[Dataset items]
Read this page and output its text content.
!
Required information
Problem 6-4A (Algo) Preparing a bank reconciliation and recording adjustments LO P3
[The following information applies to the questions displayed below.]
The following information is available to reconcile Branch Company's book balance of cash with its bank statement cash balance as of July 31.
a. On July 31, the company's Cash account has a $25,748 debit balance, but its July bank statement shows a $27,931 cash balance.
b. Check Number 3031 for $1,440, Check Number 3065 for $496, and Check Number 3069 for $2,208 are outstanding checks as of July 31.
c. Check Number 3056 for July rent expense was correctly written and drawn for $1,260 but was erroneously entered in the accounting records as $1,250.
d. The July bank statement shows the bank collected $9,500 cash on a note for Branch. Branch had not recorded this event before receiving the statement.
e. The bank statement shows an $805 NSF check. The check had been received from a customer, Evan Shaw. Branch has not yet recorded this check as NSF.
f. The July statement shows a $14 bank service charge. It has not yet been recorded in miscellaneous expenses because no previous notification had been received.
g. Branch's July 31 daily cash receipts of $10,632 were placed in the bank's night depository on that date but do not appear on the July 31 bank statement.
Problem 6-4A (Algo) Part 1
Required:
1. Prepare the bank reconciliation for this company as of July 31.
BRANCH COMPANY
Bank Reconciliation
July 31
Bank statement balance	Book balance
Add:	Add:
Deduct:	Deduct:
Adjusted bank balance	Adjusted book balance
* * *
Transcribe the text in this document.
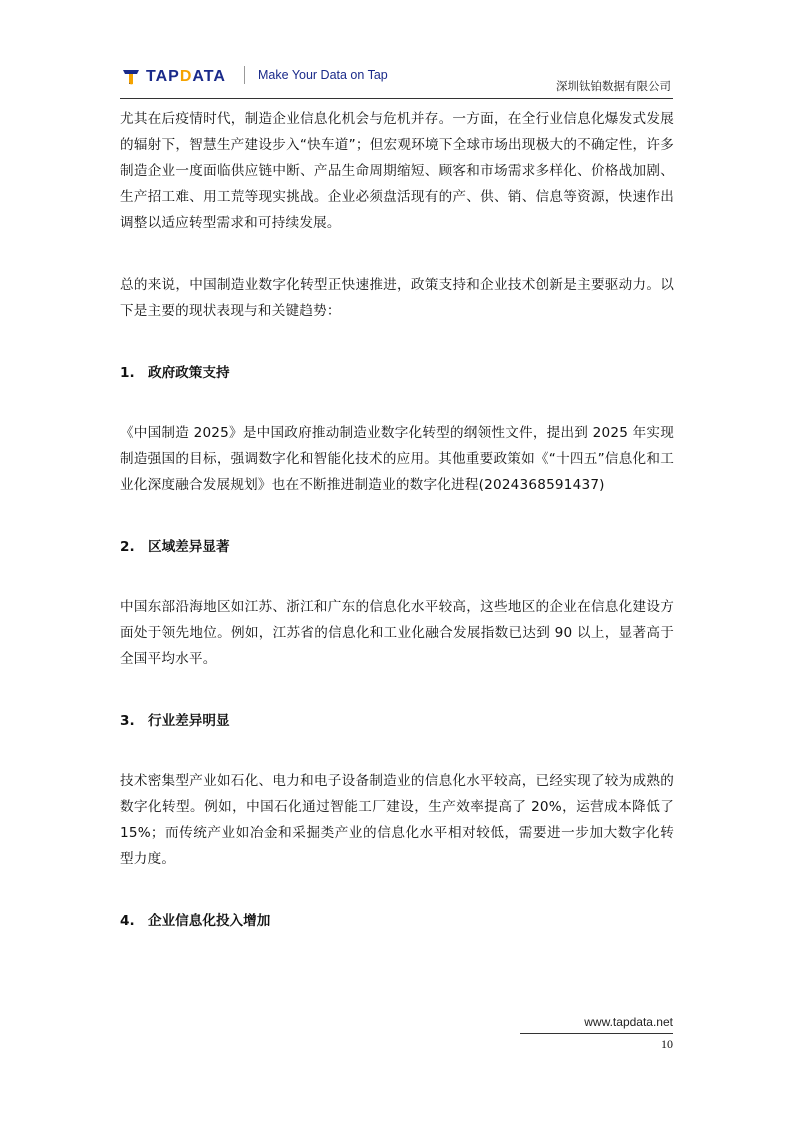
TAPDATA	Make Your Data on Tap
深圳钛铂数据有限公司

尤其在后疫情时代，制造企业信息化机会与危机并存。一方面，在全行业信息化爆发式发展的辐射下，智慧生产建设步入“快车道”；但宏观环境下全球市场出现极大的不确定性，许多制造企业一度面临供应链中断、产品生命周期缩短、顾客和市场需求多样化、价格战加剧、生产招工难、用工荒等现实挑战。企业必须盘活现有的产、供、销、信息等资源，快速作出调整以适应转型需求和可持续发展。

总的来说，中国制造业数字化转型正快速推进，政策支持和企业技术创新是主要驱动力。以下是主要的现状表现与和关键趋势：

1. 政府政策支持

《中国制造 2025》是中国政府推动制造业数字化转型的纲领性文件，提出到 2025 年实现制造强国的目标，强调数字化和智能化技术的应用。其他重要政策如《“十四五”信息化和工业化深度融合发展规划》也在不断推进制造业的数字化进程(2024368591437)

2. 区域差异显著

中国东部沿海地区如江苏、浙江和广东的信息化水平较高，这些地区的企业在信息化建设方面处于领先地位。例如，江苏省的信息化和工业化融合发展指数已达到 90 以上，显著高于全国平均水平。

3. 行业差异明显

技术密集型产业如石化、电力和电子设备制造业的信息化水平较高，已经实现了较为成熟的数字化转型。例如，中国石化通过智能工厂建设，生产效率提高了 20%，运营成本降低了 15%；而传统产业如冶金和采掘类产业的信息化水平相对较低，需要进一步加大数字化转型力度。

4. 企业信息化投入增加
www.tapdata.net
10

*Set exercise:*
Gather from the data above every line with the string "received".

*Task output:*
e. The bank statement shows an $805 NSF check. The check had been received from a customer, Evan Shaw. Branch has not yet recorded this check as NSF.
f. The July statement shows a $14 bank service charge. It has not yet been recorded in miscellaneous expenses because no previous notification had been received.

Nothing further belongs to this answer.